** begin **

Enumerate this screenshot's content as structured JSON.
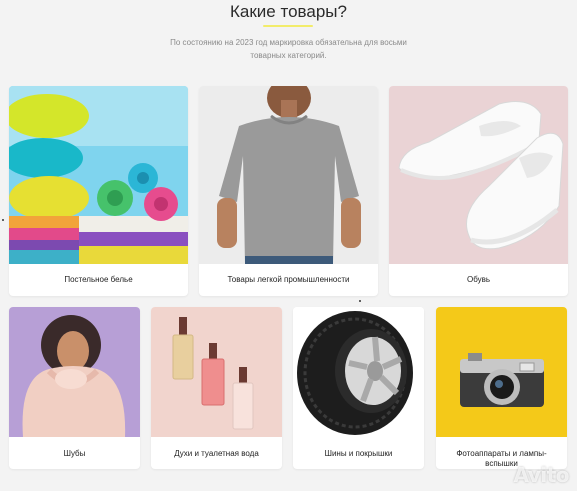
{
  "header": {
    "title": "Какие товары?",
    "subtitle_line1": "По состоянию на 2023 год маркировка обязательна для восьми",
    "subtitle_line2": "товарных категорий."
  },
  "categories": [
    {
      "label": "Постельное белье",
      "icon": "bedding-photo"
    },
    {
      "label": "Товары легкой промышленности",
      "icon": "tshirt-photo"
    },
    {
      "label": "Обувь",
      "icon": "sneakers-photo"
    },
    {
      "label": "Шубы",
      "icon": "fur-coat-photo"
    },
    {
      "label": "Духи и туалетная вода",
      "icon": "perfume-photo"
    },
    {
      "label": "Шины и покрышки",
      "icon": "tire-photo"
    },
    {
      "label": "Фотоаппараты и лампы-вспышки",
      "icon": "camera-photo"
    }
  ],
  "watermark": "Avito",
  "colors": {
    "background": "#f3f3f3",
    "accent_underline": "#f2ec6a",
    "card": "#ffffff"
  }
}
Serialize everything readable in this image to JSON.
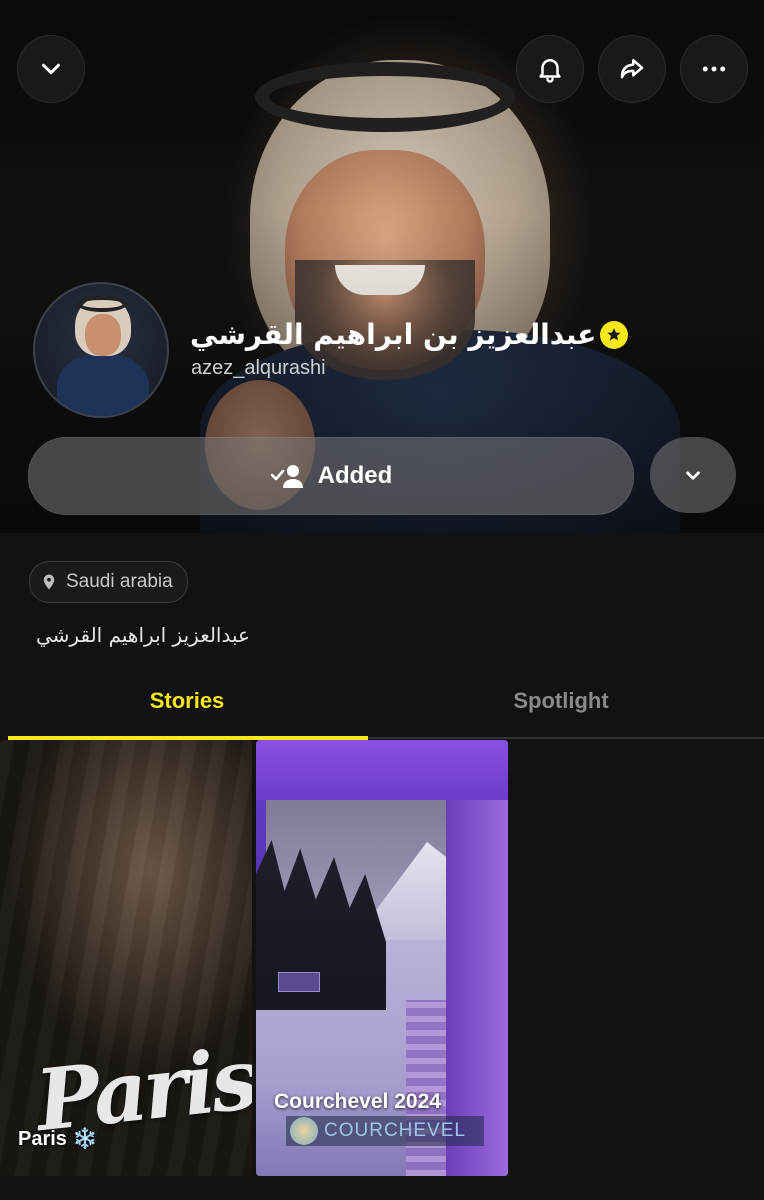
{
  "profile": {
    "display_name": "عبدالعزيز بن ابراهيم القرشي",
    "username": "azez_alqurashi",
    "location": "Saudi arabia",
    "bio": "عبدالعزيز ابراهيم القرشي"
  },
  "actions": {
    "friend_status_label": "Added"
  },
  "tabs": [
    {
      "label": "Stories",
      "active": true
    },
    {
      "label": "Spotlight",
      "active": false
    }
  ],
  "stories": [
    {
      "title": "Paris ❄️",
      "overlay_text": "Paris"
    },
    {
      "title": "Courchevel 2024",
      "overlay_text": "COURCHEVEL"
    }
  ],
  "icons": {
    "collapse": "chevron-down-icon",
    "notifications": "bell-icon",
    "share": "share-arrow-icon",
    "more": "more-dots-icon",
    "verified": "star-badge-icon",
    "friend_added": "user-check-icon",
    "friend_options": "chevron-down-icon",
    "location": "location-pin-icon"
  },
  "colors": {
    "accent": "#f7e81c",
    "background": "#121212",
    "inactive_tab": "#8a8a8a"
  }
}
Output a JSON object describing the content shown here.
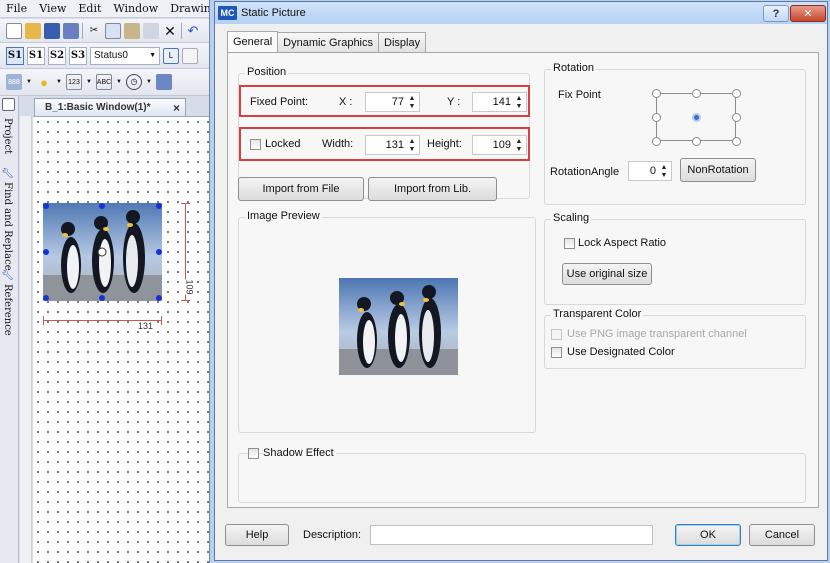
{
  "ide": {
    "menu": [
      "File",
      "View",
      "Edit",
      "Window",
      "Drawing"
    ],
    "status_combo": "Status0",
    "state_buttons": [
      "S1",
      "S1",
      "S2",
      "S3"
    ],
    "side_tabs": [
      "Project",
      "Find and Replace",
      "Reference"
    ],
    "doc_tab": {
      "label": "B_1:Basic Window(1)*",
      "close": "×"
    },
    "canvas_dims": {
      "width_label": "131",
      "height_label": "109"
    }
  },
  "dialog": {
    "badge": "MC",
    "title": "Static Picture",
    "help_glyph": "?",
    "close_glyph": "✕",
    "tabs": [
      "General",
      "Dynamic Graphics",
      "Display"
    ],
    "position": {
      "title": "Position",
      "fixed_point_label": "Fixed Point:",
      "x_label": "X :",
      "x_value": "77",
      "y_label": "Y :",
      "y_value": "141",
      "locked_label": "Locked",
      "width_label": "Width:",
      "width_value": "131",
      "height_label": "Height:",
      "height_value": "109"
    },
    "import": {
      "from_file": "Import from File",
      "from_lib": "Import from Lib."
    },
    "image_preview_title": "Image Preview",
    "rotation": {
      "title": "Rotation",
      "fix_point_label": "Fix Point",
      "angle_label": "RotationAngle",
      "angle_value": "0",
      "non_rotation": "NonRotation"
    },
    "scaling": {
      "title": "Scaling",
      "lock_aspect": "Lock Aspect Ratio",
      "use_original": "Use original size"
    },
    "transparent": {
      "title": "Transparent Color",
      "png_channel": "Use PNG image transparent channel",
      "designated": "Use Designated Color"
    },
    "shadow_label": "Shadow Effect",
    "footer": {
      "help": "Help",
      "description_label": "Description:",
      "description_value": "",
      "ok": "OK",
      "cancel": "Cancel"
    }
  }
}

** end **

Exercise aim:
Each line in the entries above that includes the string "JSON" should be extracted.

Worked solution:
Enumerate this screenshot's content as structured JSON.
Serialize everything readable in this image to JSON.
Output a JSON object describing the content shown here.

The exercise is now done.